begin
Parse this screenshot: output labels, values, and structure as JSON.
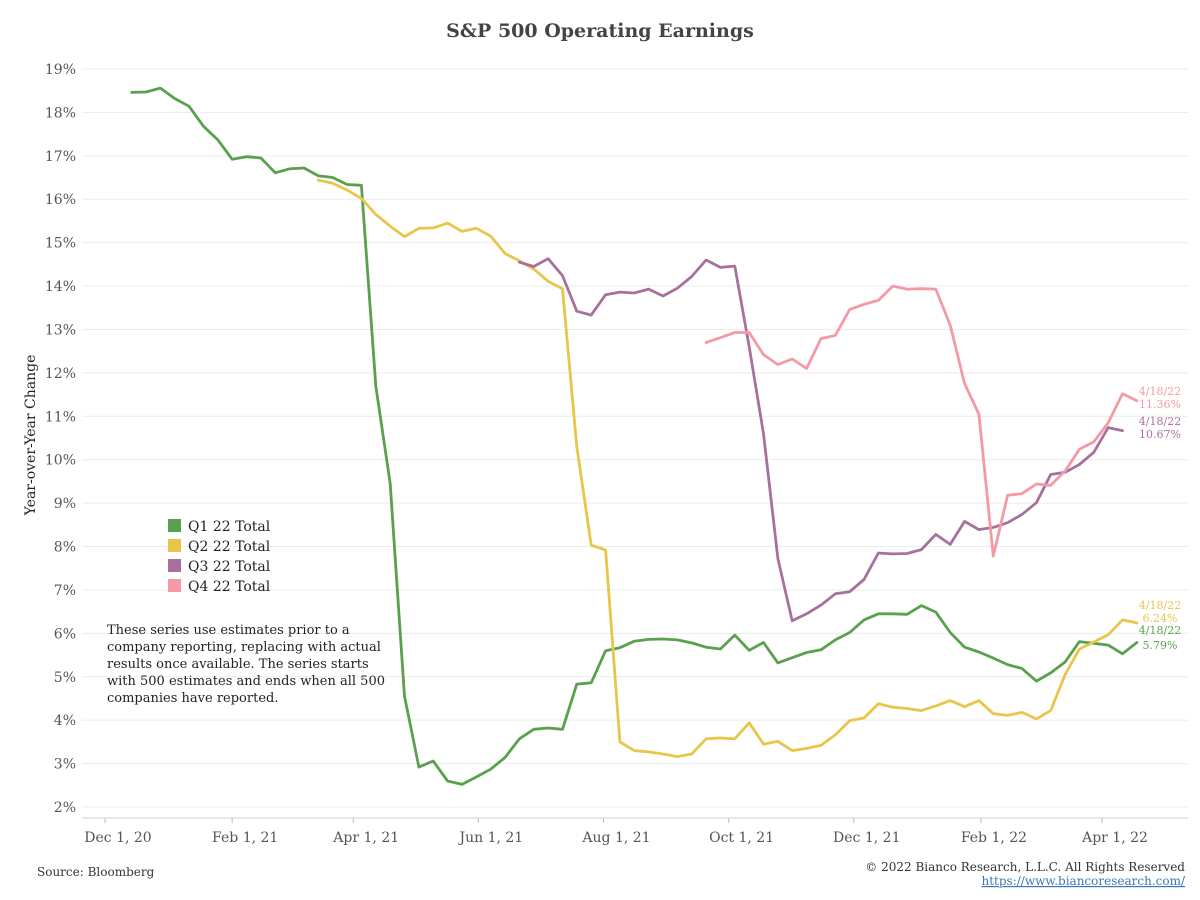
{
  "chart_data": {
    "type": "line",
    "title": "S&P 500 Operating Earnings",
    "ylabel": "Year-over-Year Change",
    "xlabel": "",
    "ylim": [
      1.8,
      19.3
    ],
    "yticks": [
      2,
      3,
      4,
      5,
      6,
      7,
      8,
      9,
      10,
      11,
      12,
      13,
      14,
      15,
      16,
      17,
      18,
      19
    ],
    "ytick_format": "%",
    "xlim": [
      "2020-11-28",
      "2022-05-01"
    ],
    "xticks": [
      {
        "date": "2020-12-01",
        "label": "Dec 1, 20"
      },
      {
        "date": "2021-02-01",
        "label": "Feb 1, 21"
      },
      {
        "date": "2021-04-01",
        "label": "Apr 1, 21"
      },
      {
        "date": "2021-06-01",
        "label": "Jun 1, 21"
      },
      {
        "date": "2021-08-01",
        "label": "Aug 1, 21"
      },
      {
        "date": "2021-10-01",
        "label": "Oct 1, 21"
      },
      {
        "date": "2021-12-01",
        "label": "Dec 1, 21"
      },
      {
        "date": "2022-02-01",
        "label": "Feb 1, 22"
      },
      {
        "date": "2022-04-01",
        "label": "Apr 1, 22"
      }
    ],
    "grid": true,
    "legend_position": "center-left",
    "series": [
      {
        "name": "Q1 22 Total",
        "color": "#5aa04f",
        "end_date_label": "4/18/22",
        "end_value_label": "5.79%",
        "points": [
          [
            "2020-12-14",
            18.46
          ],
          [
            "2020-12-21",
            18.47
          ],
          [
            "2020-12-28",
            18.56
          ],
          [
            "2021-01-04",
            18.32
          ],
          [
            "2021-01-11",
            18.14
          ],
          [
            "2021-01-18",
            17.68
          ],
          [
            "2021-01-25",
            17.37
          ],
          [
            "2021-02-01",
            16.92
          ],
          [
            "2021-02-08",
            16.98
          ],
          [
            "2021-02-15",
            16.95
          ],
          [
            "2021-02-22",
            16.61
          ],
          [
            "2021-03-01",
            16.7
          ],
          [
            "2021-03-08",
            16.72
          ],
          [
            "2021-03-15",
            16.54
          ],
          [
            "2021-03-22",
            16.5
          ],
          [
            "2021-03-29",
            16.34
          ],
          [
            "2021-04-05",
            16.32
          ],
          [
            "2021-04-12",
            11.7
          ],
          [
            "2021-04-19",
            9.45
          ],
          [
            "2021-04-26",
            4.55
          ],
          [
            "2021-05-03",
            2.92
          ],
          [
            "2021-05-10",
            3.06
          ],
          [
            "2021-05-17",
            2.6
          ],
          [
            "2021-05-24",
            2.52
          ],
          [
            "2021-05-31",
            2.69
          ],
          [
            "2021-06-07",
            2.87
          ],
          [
            "2021-06-14",
            3.14
          ],
          [
            "2021-06-21",
            3.57
          ],
          [
            "2021-06-28",
            3.79
          ],
          [
            "2021-07-05",
            3.82
          ],
          [
            "2021-07-12",
            3.79
          ],
          [
            "2021-07-19",
            4.83
          ],
          [
            "2021-07-26",
            4.86
          ],
          [
            "2021-08-02",
            5.6
          ],
          [
            "2021-08-09",
            5.67
          ],
          [
            "2021-08-16",
            5.82
          ],
          [
            "2021-08-23",
            5.86
          ],
          [
            "2021-08-30",
            5.87
          ],
          [
            "2021-09-06",
            5.85
          ],
          [
            "2021-09-13",
            5.78
          ],
          [
            "2021-09-20",
            5.68
          ],
          [
            "2021-09-27",
            5.64
          ],
          [
            "2021-10-04",
            5.96
          ],
          [
            "2021-10-11",
            5.61
          ],
          [
            "2021-10-18",
            5.79
          ],
          [
            "2021-10-25",
            5.32
          ],
          [
            "2021-11-01",
            5.44
          ],
          [
            "2021-11-08",
            5.56
          ],
          [
            "2021-11-15",
            5.62
          ],
          [
            "2021-11-22",
            5.85
          ],
          [
            "2021-11-29",
            6.02
          ],
          [
            "2021-12-06",
            6.31
          ],
          [
            "2021-12-13",
            6.45
          ],
          [
            "2021-12-20",
            6.45
          ],
          [
            "2021-12-27",
            6.44
          ],
          [
            "2022-01-03",
            6.64
          ],
          [
            "2022-01-10",
            6.49
          ],
          [
            "2022-01-17",
            6.02
          ],
          [
            "2022-01-24",
            5.68
          ],
          [
            "2022-01-31",
            5.57
          ],
          [
            "2022-02-07",
            5.43
          ],
          [
            "2022-02-14",
            5.28
          ],
          [
            "2022-02-21",
            5.19
          ],
          [
            "2022-02-28",
            4.9
          ],
          [
            "2022-03-07",
            5.09
          ],
          [
            "2022-03-14",
            5.34
          ],
          [
            "2022-03-21",
            5.81
          ],
          [
            "2022-03-28",
            5.77
          ],
          [
            "2022-04-04",
            5.73
          ],
          [
            "2022-04-11",
            5.53
          ],
          [
            "2022-04-18",
            5.79
          ]
        ]
      },
      {
        "name": "Q2 22 Total",
        "color": "#e9c54a",
        "end_date_label": "4/18/22",
        "end_value_label": "6.24%",
        "points": [
          [
            "2021-03-15",
            16.44
          ],
          [
            "2021-03-22",
            16.37
          ],
          [
            "2021-03-29",
            16.21
          ],
          [
            "2021-04-05",
            16.02
          ],
          [
            "2021-04-12",
            15.65
          ],
          [
            "2021-04-19",
            15.38
          ],
          [
            "2021-04-26",
            15.14
          ],
          [
            "2021-05-03",
            15.33
          ],
          [
            "2021-05-10",
            15.34
          ],
          [
            "2021-05-17",
            15.45
          ],
          [
            "2021-05-24",
            15.26
          ],
          [
            "2021-05-31",
            15.33
          ],
          [
            "2021-06-07",
            15.15
          ],
          [
            "2021-06-14",
            14.75
          ],
          [
            "2021-06-21",
            14.58
          ],
          [
            "2021-06-28",
            14.39
          ],
          [
            "2021-07-05",
            14.11
          ],
          [
            "2021-07-12",
            13.94
          ],
          [
            "2021-07-19",
            10.3
          ],
          [
            "2021-07-26",
            8.03
          ],
          [
            "2021-08-02",
            7.92
          ],
          [
            "2021-08-09",
            3.5
          ],
          [
            "2021-08-16",
            3.3
          ],
          [
            "2021-08-23",
            3.27
          ],
          [
            "2021-08-30",
            3.22
          ],
          [
            "2021-09-06",
            3.16
          ],
          [
            "2021-09-13",
            3.22
          ],
          [
            "2021-09-20",
            3.57
          ],
          [
            "2021-09-27",
            3.59
          ],
          [
            "2021-10-04",
            3.57
          ],
          [
            "2021-10-11",
            3.94
          ],
          [
            "2021-10-18",
            3.45
          ],
          [
            "2021-10-25",
            3.51
          ],
          [
            "2021-11-01",
            3.3
          ],
          [
            "2021-11-08",
            3.35
          ],
          [
            "2021-11-15",
            3.42
          ],
          [
            "2021-11-22",
            3.66
          ],
          [
            "2021-11-29",
            3.99
          ],
          [
            "2021-12-06",
            4.05
          ],
          [
            "2021-12-13",
            4.38
          ],
          [
            "2021-12-20",
            4.3
          ],
          [
            "2021-12-27",
            4.27
          ],
          [
            "2022-01-03",
            4.22
          ],
          [
            "2022-01-10",
            4.33
          ],
          [
            "2022-01-17",
            4.45
          ],
          [
            "2022-01-24",
            4.31
          ],
          [
            "2022-01-31",
            4.45
          ],
          [
            "2022-02-07",
            4.15
          ],
          [
            "2022-02-14",
            4.11
          ],
          [
            "2022-02-21",
            4.18
          ],
          [
            "2022-02-28",
            4.03
          ],
          [
            "2022-03-07",
            4.22
          ],
          [
            "2022-03-14",
            5.05
          ],
          [
            "2022-03-21",
            5.64
          ],
          [
            "2022-03-28",
            5.8
          ],
          [
            "2022-04-04",
            5.97
          ],
          [
            "2022-04-11",
            6.31
          ],
          [
            "2022-04-18",
            6.24
          ]
        ]
      },
      {
        "name": "Q3 22 Total",
        "color": "#a8709c",
        "end_date_label": "4/18/22",
        "end_value_label": "10.67%",
        "points": [
          [
            "2021-06-21",
            14.55
          ],
          [
            "2021-06-28",
            14.45
          ],
          [
            "2021-07-05",
            14.63
          ],
          [
            "2021-07-12",
            14.24
          ],
          [
            "2021-07-19",
            13.42
          ],
          [
            "2021-07-26",
            13.33
          ],
          [
            "2021-08-02",
            13.8
          ],
          [
            "2021-08-09",
            13.86
          ],
          [
            "2021-08-16",
            13.84
          ],
          [
            "2021-08-23",
            13.93
          ],
          [
            "2021-08-30",
            13.77
          ],
          [
            "2021-09-06",
            13.95
          ],
          [
            "2021-09-13",
            14.22
          ],
          [
            "2021-09-20",
            14.6
          ],
          [
            "2021-09-27",
            14.43
          ],
          [
            "2021-10-04",
            14.46
          ],
          [
            "2021-10-11",
            12.6
          ],
          [
            "2021-10-18",
            10.6
          ],
          [
            "2021-10-25",
            7.72
          ],
          [
            "2021-11-01",
            6.29
          ],
          [
            "2021-11-08",
            6.45
          ],
          [
            "2021-11-15",
            6.65
          ],
          [
            "2021-11-22",
            6.91
          ],
          [
            "2021-11-29",
            6.96
          ],
          [
            "2021-12-06",
            7.24
          ],
          [
            "2021-12-13",
            7.85
          ],
          [
            "2021-12-20",
            7.83
          ],
          [
            "2021-12-27",
            7.84
          ],
          [
            "2022-01-03",
            7.93
          ],
          [
            "2022-01-10",
            8.28
          ],
          [
            "2022-01-17",
            8.05
          ],
          [
            "2022-01-24",
            8.58
          ],
          [
            "2022-01-31",
            8.39
          ],
          [
            "2022-02-07",
            8.44
          ],
          [
            "2022-02-14",
            8.55
          ],
          [
            "2022-02-21",
            8.74
          ],
          [
            "2022-02-28",
            9.01
          ],
          [
            "2022-03-07",
            9.66
          ],
          [
            "2022-03-14",
            9.71
          ],
          [
            "2022-03-21",
            9.89
          ],
          [
            "2022-03-28",
            10.17
          ],
          [
            "2022-04-04",
            10.74
          ],
          [
            "2022-04-11",
            10.67
          ]
        ]
      },
      {
        "name": "Q4 22 Total",
        "color": "#f49aa6",
        "end_date_label": "4/18/22",
        "end_value_label": "11.36%",
        "points": [
          [
            "2021-09-20",
            12.7
          ],
          [
            "2021-09-27",
            12.81
          ],
          [
            "2021-10-04",
            12.93
          ],
          [
            "2021-10-11",
            12.93
          ],
          [
            "2021-10-18",
            12.42
          ],
          [
            "2021-10-25",
            12.19
          ],
          [
            "2021-11-01",
            12.32
          ],
          [
            "2021-11-08",
            12.1
          ],
          [
            "2021-11-15",
            12.79
          ],
          [
            "2021-11-22",
            12.86
          ],
          [
            "2021-11-29",
            13.46
          ],
          [
            "2021-12-06",
            13.58
          ],
          [
            "2021-12-13",
            13.67
          ],
          [
            "2021-12-20",
            14.0
          ],
          [
            "2021-12-27",
            13.93
          ],
          [
            "2022-01-03",
            13.94
          ],
          [
            "2022-01-10",
            13.93
          ],
          [
            "2022-01-17",
            13.1
          ],
          [
            "2022-01-24",
            11.75
          ],
          [
            "2022-01-31",
            11.05
          ],
          [
            "2022-02-07",
            7.78
          ],
          [
            "2022-02-14",
            9.18
          ],
          [
            "2022-02-21",
            9.22
          ],
          [
            "2022-02-28",
            9.44
          ],
          [
            "2022-03-07",
            9.41
          ],
          [
            "2022-03-14",
            9.74
          ],
          [
            "2022-03-21",
            10.24
          ],
          [
            "2022-03-28",
            10.41
          ],
          [
            "2022-04-04",
            10.85
          ],
          [
            "2022-04-11",
            11.52
          ],
          [
            "2022-04-18",
            11.36
          ]
        ]
      }
    ],
    "annotation": [
      "These series use estimates prior to a",
      "company reporting, replacing with actual",
      "results once available. The series starts",
      "with 500 estimates and ends when all 500",
      "companies have reported."
    ]
  },
  "footer": {
    "source": "Source: Bloomberg",
    "copyright": "© 2022 Bianco Research, L.L.C. All Rights Reserved",
    "url": "https://www.biancoresearch.com/"
  }
}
end
INSTRUCTIONS TO FOLLOW - Find every line holding the word "estimates"; give their count and nothing else.

RESULT BELOW - 2